# Required tasks
**a.** Condense the paragraph of the reply to Rainbow that begins "we all make mistakes, Rainbow" into a short bulleted list of its main points.
**b.** Continue the reply to Rainbow, writing what comes next after its final paragraph.

# Selection
But there is something else that you need to accept, and haven’t yet (later in this message).
“My shame and guilt are huge”- not because you are a bad person who unintentionally keeps hurting other people terribly, but because as a child you were told that lie in one way or another (that you were a bad girl who kept saying and doing hurtful things).
I re-read your Feb-April 2018 posts, and formed the above thoughts based on my reading. Back in Feb 18, four years after you posted some comments on an internet forum, you were still tortured by the idea that you unintentionally hurt the people who read your comments four years before, imagining that your comments were terribly offensive: “I did not realize the intensity and compelling tone in my words.. I definitely hurt and caused confusion to so many people… I wish I could rewind the past.. Obsessive thoughts that I could make such a huge mistake.. I wish I could take away the hurt I caused people.. if they took offense”-
– we all make mistakes, Rainbow, so you make mistakes too, but not as often and not as big as you think you do. You imagine that a small mistake that you make hurts others in a huge way. Often you don’t make a mistake at all, but you fear that you do, fearing that you hurt someone in a huge way.

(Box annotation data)
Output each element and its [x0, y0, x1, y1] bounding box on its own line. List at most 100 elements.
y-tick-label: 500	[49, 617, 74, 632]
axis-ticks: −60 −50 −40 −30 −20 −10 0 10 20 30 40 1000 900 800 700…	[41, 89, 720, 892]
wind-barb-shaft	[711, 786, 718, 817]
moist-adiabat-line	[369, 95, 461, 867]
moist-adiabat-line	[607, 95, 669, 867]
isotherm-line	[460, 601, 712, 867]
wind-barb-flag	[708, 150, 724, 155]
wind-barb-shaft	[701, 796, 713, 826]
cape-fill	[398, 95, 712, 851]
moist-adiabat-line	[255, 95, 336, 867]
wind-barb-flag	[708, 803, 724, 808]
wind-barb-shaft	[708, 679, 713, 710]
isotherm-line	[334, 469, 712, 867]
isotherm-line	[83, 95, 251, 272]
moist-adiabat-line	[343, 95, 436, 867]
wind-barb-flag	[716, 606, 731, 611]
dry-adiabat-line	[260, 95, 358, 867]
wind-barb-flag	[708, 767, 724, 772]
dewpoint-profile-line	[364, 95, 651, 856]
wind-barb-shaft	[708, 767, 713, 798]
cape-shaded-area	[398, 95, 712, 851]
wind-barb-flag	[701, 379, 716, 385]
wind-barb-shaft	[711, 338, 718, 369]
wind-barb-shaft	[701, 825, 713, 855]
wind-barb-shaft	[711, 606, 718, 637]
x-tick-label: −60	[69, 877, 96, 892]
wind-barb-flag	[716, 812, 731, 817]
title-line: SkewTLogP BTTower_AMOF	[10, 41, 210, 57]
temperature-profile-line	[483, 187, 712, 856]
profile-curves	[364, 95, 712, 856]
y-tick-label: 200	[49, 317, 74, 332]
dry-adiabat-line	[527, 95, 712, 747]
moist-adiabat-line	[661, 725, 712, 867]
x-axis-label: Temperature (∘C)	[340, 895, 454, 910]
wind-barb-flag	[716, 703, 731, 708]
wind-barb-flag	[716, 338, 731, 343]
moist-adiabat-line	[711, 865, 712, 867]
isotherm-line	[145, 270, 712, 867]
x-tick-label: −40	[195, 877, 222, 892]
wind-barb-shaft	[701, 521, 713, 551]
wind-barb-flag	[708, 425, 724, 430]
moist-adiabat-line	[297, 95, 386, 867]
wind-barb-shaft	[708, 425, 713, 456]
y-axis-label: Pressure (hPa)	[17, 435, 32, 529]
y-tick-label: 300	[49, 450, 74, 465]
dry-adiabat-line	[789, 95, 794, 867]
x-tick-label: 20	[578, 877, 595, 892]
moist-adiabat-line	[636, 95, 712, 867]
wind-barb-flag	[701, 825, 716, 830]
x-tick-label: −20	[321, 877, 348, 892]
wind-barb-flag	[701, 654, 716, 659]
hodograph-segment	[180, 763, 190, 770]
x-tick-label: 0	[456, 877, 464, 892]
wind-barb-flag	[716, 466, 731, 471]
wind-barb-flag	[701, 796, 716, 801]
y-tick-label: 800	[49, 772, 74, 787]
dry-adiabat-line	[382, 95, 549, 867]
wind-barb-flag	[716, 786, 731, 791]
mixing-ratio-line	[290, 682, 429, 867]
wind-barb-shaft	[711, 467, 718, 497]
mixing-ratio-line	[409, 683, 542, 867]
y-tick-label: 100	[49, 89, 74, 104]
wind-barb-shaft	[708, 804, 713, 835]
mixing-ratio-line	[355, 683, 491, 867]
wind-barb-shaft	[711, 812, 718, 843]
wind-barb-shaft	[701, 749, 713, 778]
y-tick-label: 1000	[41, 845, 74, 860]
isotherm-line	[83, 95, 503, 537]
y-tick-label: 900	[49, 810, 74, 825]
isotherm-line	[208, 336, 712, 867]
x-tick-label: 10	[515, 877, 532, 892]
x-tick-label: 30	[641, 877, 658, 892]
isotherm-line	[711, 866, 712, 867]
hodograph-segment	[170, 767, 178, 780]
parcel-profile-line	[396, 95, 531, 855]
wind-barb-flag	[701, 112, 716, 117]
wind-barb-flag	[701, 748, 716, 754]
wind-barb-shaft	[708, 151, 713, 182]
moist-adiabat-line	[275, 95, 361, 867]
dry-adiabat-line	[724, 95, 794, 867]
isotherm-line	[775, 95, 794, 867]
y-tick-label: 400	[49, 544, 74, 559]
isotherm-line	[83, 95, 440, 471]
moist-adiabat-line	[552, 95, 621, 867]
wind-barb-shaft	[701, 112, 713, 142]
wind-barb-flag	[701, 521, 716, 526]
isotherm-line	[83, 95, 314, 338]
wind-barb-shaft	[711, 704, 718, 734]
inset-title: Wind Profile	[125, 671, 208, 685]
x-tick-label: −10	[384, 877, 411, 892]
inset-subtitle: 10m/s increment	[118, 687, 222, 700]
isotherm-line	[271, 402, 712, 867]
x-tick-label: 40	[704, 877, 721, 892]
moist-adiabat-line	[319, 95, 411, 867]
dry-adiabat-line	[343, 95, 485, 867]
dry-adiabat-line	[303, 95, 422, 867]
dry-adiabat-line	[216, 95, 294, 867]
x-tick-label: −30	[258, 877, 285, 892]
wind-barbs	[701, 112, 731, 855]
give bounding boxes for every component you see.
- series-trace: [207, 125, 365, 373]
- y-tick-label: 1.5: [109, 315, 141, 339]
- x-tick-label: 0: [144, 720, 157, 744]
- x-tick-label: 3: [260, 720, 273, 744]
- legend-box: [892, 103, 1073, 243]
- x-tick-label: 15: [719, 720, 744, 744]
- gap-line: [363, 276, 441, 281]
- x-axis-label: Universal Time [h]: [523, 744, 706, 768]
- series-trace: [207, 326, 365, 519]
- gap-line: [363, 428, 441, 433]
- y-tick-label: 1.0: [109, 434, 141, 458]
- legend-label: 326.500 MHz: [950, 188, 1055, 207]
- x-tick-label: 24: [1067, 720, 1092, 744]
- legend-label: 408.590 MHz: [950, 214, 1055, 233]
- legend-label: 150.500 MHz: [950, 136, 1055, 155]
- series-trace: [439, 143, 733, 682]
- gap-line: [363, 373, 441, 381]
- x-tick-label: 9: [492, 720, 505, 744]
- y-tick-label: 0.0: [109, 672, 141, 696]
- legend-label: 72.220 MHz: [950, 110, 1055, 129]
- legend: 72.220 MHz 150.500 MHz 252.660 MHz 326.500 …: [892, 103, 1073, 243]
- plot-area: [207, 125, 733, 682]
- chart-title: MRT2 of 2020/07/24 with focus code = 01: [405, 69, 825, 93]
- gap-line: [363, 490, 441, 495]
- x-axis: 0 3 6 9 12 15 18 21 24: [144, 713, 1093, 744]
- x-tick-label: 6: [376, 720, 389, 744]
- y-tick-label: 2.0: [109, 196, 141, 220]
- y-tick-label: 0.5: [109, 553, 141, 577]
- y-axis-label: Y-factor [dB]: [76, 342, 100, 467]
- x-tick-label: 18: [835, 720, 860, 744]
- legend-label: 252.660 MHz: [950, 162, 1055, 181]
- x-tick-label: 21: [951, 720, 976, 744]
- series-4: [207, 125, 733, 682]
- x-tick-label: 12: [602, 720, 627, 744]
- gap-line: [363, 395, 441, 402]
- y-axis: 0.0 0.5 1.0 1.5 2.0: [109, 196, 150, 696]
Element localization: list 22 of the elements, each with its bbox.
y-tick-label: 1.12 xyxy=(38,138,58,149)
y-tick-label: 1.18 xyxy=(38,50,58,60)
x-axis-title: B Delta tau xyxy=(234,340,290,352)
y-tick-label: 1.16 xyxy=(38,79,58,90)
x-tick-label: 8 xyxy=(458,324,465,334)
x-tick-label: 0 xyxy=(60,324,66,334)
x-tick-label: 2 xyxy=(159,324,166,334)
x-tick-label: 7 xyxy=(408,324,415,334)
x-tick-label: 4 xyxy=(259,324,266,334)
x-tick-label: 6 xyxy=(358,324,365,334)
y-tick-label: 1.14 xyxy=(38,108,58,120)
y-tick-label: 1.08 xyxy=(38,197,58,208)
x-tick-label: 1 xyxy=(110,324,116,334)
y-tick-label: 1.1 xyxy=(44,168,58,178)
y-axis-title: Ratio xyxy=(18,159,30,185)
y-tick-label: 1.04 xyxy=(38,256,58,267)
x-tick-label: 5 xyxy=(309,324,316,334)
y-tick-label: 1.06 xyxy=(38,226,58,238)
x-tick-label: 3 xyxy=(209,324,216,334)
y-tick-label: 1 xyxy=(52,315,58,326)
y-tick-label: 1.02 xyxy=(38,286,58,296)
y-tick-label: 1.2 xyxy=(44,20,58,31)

# The results
**a.**
- Everyone makes mistakes, and Rainbow does too.
- Rainbow's mistakes are neither as frequent nor as big as Rainbow thinks.
- Rainbow imagines that a small mistake hurts others in a huge way.
- Often there is no mistake at all, only the fear of having hurt someone in a huge way.

**b.**
Here is an example of you doing nothing wrong but fearing that you did something wrong: “I had made a comment on guilt and maybe unconsciously let people feel guilt of their past”-
– you made an honest comment about guilt, not intending to hurt anyone, having good intention, (you spontaneously expressed yourself).. but then you fear that someone might have felt bad as a result. What I am typing here for you is typed with good intention, to help you with truth as my guide. But there is no way for me to make sure that you (and anyone else reading this) will not feel distress as a result of reading any of my words. It is simply impossible; there is no perfect-way to express myself that will guarantee that no one gets offended. (Readers/ people have thousands of connections in their brains, and everyone has different connections, different over-sensitivities, different triggers, different annoyances, etc.).
It is very difficult to live with such a false burden, the burden of undeserved shame and unearned guilt. Every time you manage to forget the burden and express yourself freely, the shame and guilt catch up with you too soon, trapping you in a prison of nagging doubt, painful over-thinking/ obsessing.. ‘what did I say that was bad, that hurt other people..?
This burden causes you so much distress, that it takes over your brain and your life: “I worry if some forwarded message has hurt someone’s feelings. It takes me a week or so to come out of beating myself up. I am a talented person but my hyper sensitive reactions prevent me from utilizing my full potential. It takes days for me to get back to normal from my overthinking habits… All my peers are married.. and have a job. How did my life turn out this way?”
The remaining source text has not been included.